** BEGIN Input **

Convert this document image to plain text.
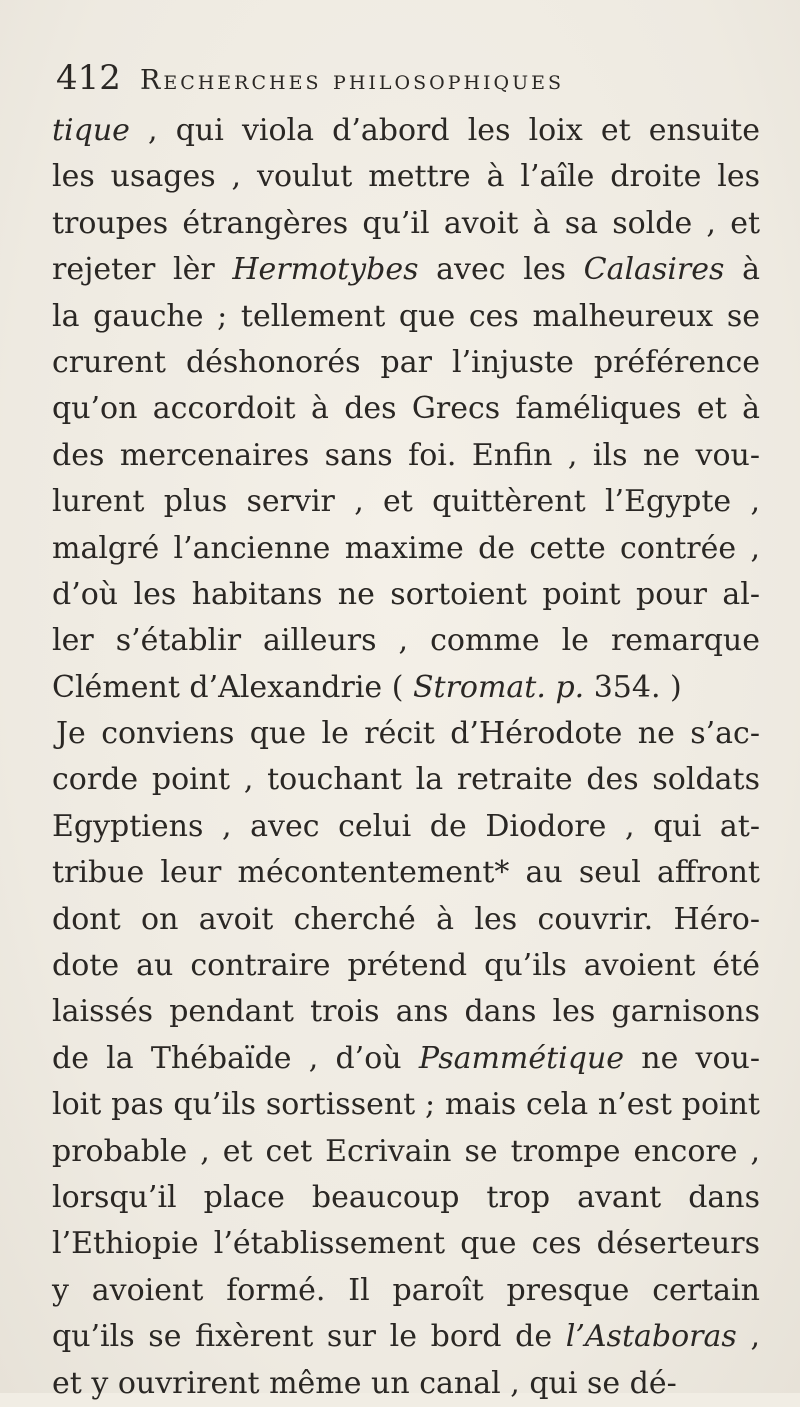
412 Recherches philosophiques
tique , qui viola d’abord les loix et ensuite
les usages , voulut mettre à l’aîle droite les
troupes étrangères qu’il avoit à sa solde , et
rejeter lèr Hermotybes avec les Calasires à
la gauche ; tellement que ces malheureux se
crurent déshonorés par l’injuste préférence
qu’on accordoit à des Grecs faméliques et à
des mercenaires sans foi. Enfin , ils ne vou-
lurent plus servir , et quittèrent l’Egypte ,
malgré l’ancienne maxime de cette contrée ,
d’où les habitans ne sortoient point pour al-
ler s’établir ailleurs , comme le remarque
Clément d’Alexandrie ( Stromat. p. 354. )
Je conviens que le récit d’Hérodote ne s’ac-
corde point , touchant la retraite des soldats
Egyptiens , avec celui de Diodore , qui at-
tribue leur mécontentement* au seul affront
dont on avoit cherché à les couvrir. Héro-
dote au contraire prétend qu’ils avoient été
laissés pendant trois ans dans les garnisons
de la Thébaïde , d’où Psammétique ne vou-
loit pas qu’ils sortissent ; mais cela n’est point
probable , et cet Ecrivain se trompe encore ,
lorsqu’il place beaucoup trop avant dans
l’Ethiopie l’établissement que ces déserteurs
y avoient formé. Il paroît presque certain
qu’ils se fixèrent sur le bord de l’Astaboras ,
et y ouvrirent même un canal , qui se dé-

** END Input **

Set the listing down in full and exactly. Pictures within it should not appear in the copy.

### Solution to this problem
Convert this document image to plain text.
412 Recherches philosophiques
tique , qui viola d’abord les loix et ensuite
les usages , voulut mettre à l’aîle droite les
troupes étrangères qu’il avoit à sa solde , et
rejeter lèr Hermotybes avec les Calasires à
la gauche ; tellement que ces malheureux se
crurent déshonorés par l’injuste préférence
qu’on accordoit à des Grecs faméliques et à
des mercenaires sans foi. Enfin , ils ne vou-
lurent plus servir , et quittèrent l’Egypte ,
malgré l’ancienne maxime de cette contrée ,
d’où les habitans ne sortoient point pour al-
ler s’établir ailleurs , comme le remarque
Clément d’Alexandrie ( Stromat. p. 354. )
Je conviens que le récit d’Hérodote ne s’ac-
corde point , touchant la retraite des soldats
Egyptiens , avec celui de Diodore , qui at-
tribue leur mécontentement* au seul affront
dont on avoit cherché à les couvrir. Héro-
dote au contraire prétend qu’ils avoient été
laissés pendant trois ans dans les garnisons
de la Thébaïde , d’où Psammétique ne vou-
loit pas qu’ils sortissent ; mais cela n’est point
probable , et cet Ecrivain se trompe encore ,
lorsqu’il place beaucoup trop avant dans
l’Ethiopie l’établissement que ces déserteurs
y avoient formé. Il paroît presque certain
qu’ils se fixèrent sur le bord de l’Astaboras ,
et y ouvrirent même un canal , qui se dé-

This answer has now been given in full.